- _WHAT IS ASKED_
Can you transcribe every record below exactly as it appears?

[Some records]
+===+

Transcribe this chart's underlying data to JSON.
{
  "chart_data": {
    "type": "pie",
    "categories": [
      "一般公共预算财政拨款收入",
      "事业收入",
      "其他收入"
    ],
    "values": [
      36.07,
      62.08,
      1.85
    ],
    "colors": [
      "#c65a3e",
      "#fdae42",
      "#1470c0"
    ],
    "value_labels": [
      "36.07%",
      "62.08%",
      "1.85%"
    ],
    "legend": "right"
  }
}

+===+

- _EXERCISE RESULT_
Transcribe this chart's underlying data to JSON.
{
  "chart_data": {
    "type": "pie",
    "categories": [
      "一般公共预算财政拨款收入",
      "事业收入",
      "其他收入"
    ],
    "values": [
      36.07,
      62.08,
      1.85
    ],
    "colors": [
      "#c65a3e",
      "#fdae42",
      "#1470c0"
    ],
    "value_labels": [
      "36.07%",
      "62.08%",
      "1.85%"
    ],
    "legend": "right"
  }
}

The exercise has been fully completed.